Gather all lines with the word "content" in them.

## start Data to process

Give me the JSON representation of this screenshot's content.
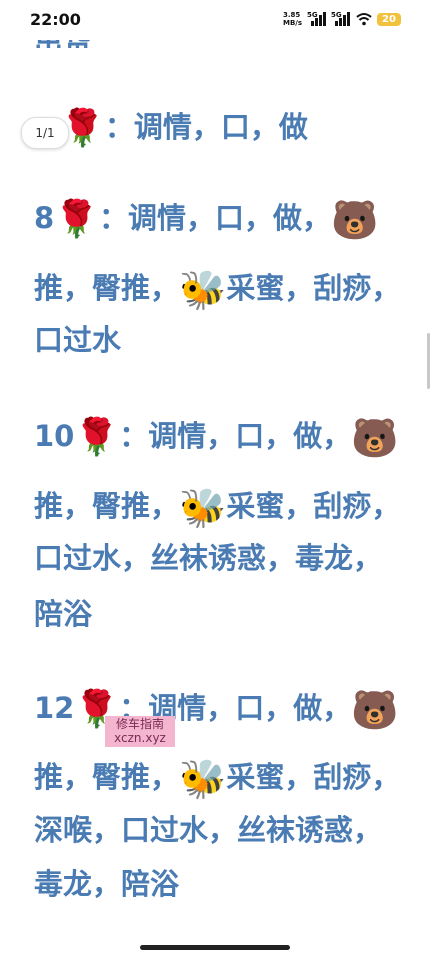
{
  "status_bar": {
    "time": "22:00",
    "net_speed_value": "3.85",
    "net_speed_unit": "MB/s",
    "signal1_tag": "5G",
    "signal2_tag": "5G",
    "battery": "20"
  },
  "page_indicator": "1/1",
  "watermark": {
    "line1": "修车指南",
    "line2": "xczn.xyz"
  },
  "icons": {
    "rose": "🌹",
    "bear": "🐻",
    "bee": "🐝"
  },
  "content": {
    "top_partial": "出货",
    "item1": {
      "number": "",
      "line1_text": "：调情，口，做"
    },
    "item2": {
      "number": "8",
      "line1_text": "：调情，口，做，",
      "line2_a": "推，臀推，",
      "line2_b": "采蜜，刮痧，",
      "line3": "口过水"
    },
    "item3": {
      "number": "10",
      "line1_text": "：调情，口，做，",
      "line2_a": "推，臀推，",
      "line2_b": "采蜜，刮痧，",
      "line3": "口过水，丝袜诱惑，毒龙，",
      "line4": "陪浴"
    },
    "item4": {
      "number": "12",
      "line1_text": "：调情，口，做，",
      "line2_a": "推，臀推，",
      "line2_b": "采蜜，刮痧，",
      "line3": "深喉，口过水，丝袜诱惑，",
      "line4": "毒龙，陪浴"
    }
  }
}
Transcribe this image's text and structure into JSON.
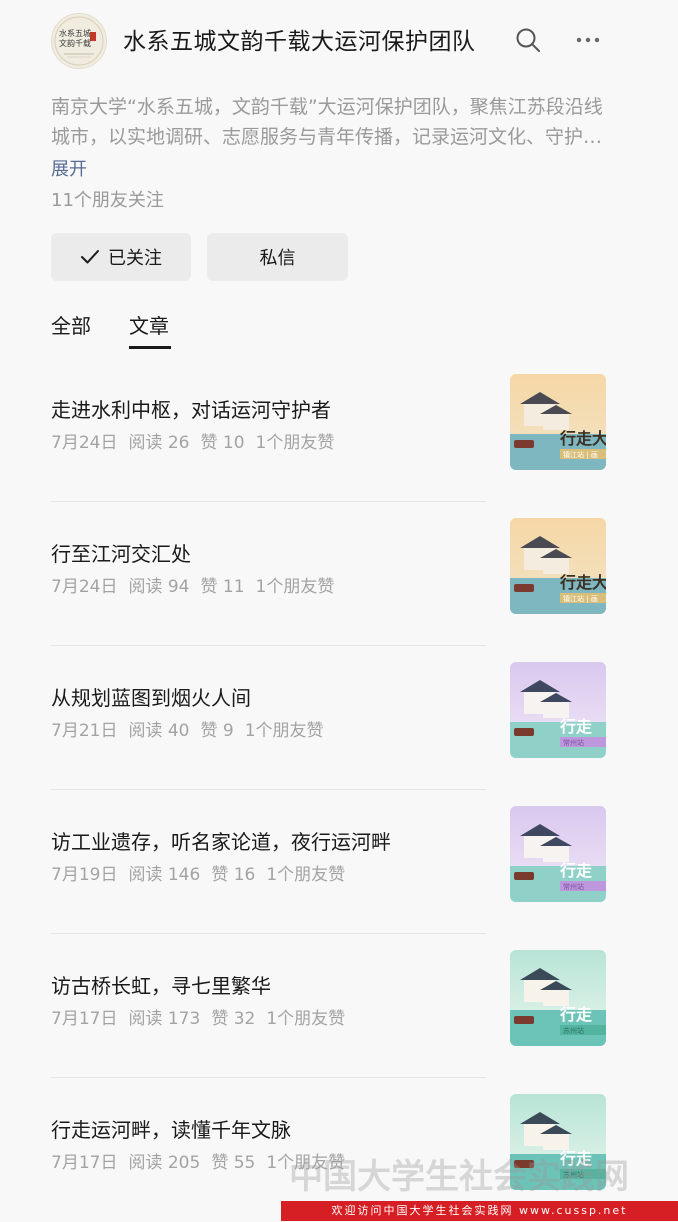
{
  "account": {
    "name": "水系五城文韵千载大运河保护团队",
    "description": "南京大学“水系五城，文韵千载”大运河保护团队，聚焦江苏段沿线城市，以实地调研、志愿服务与青年传播，记录运河文化、守护千年文脉。",
    "expand_label": "展开",
    "friends_following": "11个朋友关注",
    "follow_label": "已关注",
    "message_label": "私信",
    "avatar_text": [
      "水系五城",
      "文韵千载"
    ]
  },
  "tabs": [
    "全部",
    "文章"
  ],
  "articles": [
    {
      "title": "走进水利中枢，对话运河守护者",
      "date": "7月24日",
      "reads": "阅读 26",
      "likes": "赞 10",
      "friends": "1个朋友赞",
      "thumb": "warm",
      "thumb_text": "行走大",
      "thumb_sub": "镇江站 | 画"
    },
    {
      "title": "行至江河交汇处",
      "date": "7月24日",
      "reads": "阅读 94",
      "likes": "赞 11",
      "friends": "1个朋友赞",
      "thumb": "warm",
      "thumb_text": "行走大",
      "thumb_sub": "镇江站 | 画"
    },
    {
      "title": "从规划蓝图到烟火人间",
      "date": "7月21日",
      "reads": "阅读 40",
      "likes": "赞 9",
      "friends": "1个朋友赞",
      "thumb": "lilac",
      "thumb_text": "行走",
      "thumb_sub": "常州站"
    },
    {
      "title": "访工业遗存，听名家论道，夜行运河畔",
      "date": "7月19日",
      "reads": "阅读 146",
      "likes": "赞 16",
      "friends": "1个朋友赞",
      "thumb": "lilac",
      "thumb_text": "行走",
      "thumb_sub": "常州站"
    },
    {
      "title": "访古桥长虹，寻七里繁华",
      "date": "7月17日",
      "reads": "阅读 173",
      "likes": "赞 32",
      "friends": "1个朋友赞",
      "thumb": "teal",
      "thumb_text": "行走",
      "thumb_sub": "苏州站"
    },
    {
      "title": "行走运河畔，读懂千年文脉",
      "date": "7月17日",
      "reads": "阅读 205",
      "likes": "赞 55",
      "friends": "1个朋友赞",
      "thumb": "teal",
      "thumb_text": "行走",
      "thumb_sub": "苏州站"
    }
  ],
  "watermark": {
    "text": "欢迎访问中国大学生社会实践网 www.cussp.net",
    "logo_text": "中国大学生社会实践网"
  },
  "colors": {
    "link": "#576b95",
    "muted": "#9a9a9a",
    "watermark_red": "#d61f24"
  }
}
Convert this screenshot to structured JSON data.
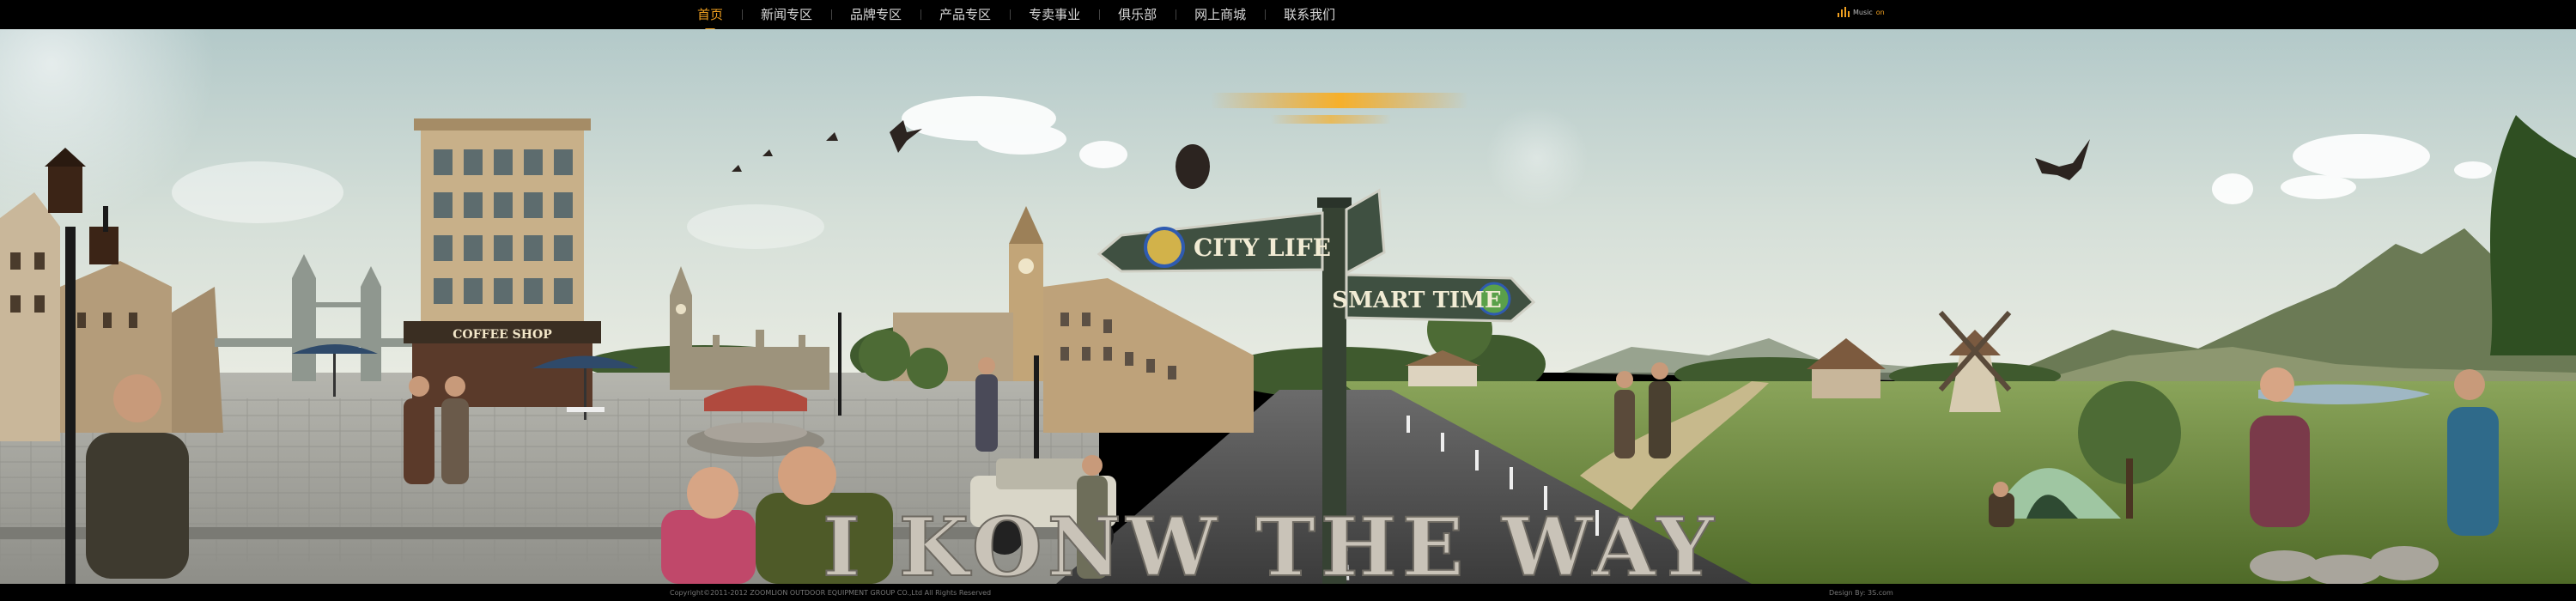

## end Data to process

Written solution:
Give me the JSON representation of this screenshot's content.
  "content": {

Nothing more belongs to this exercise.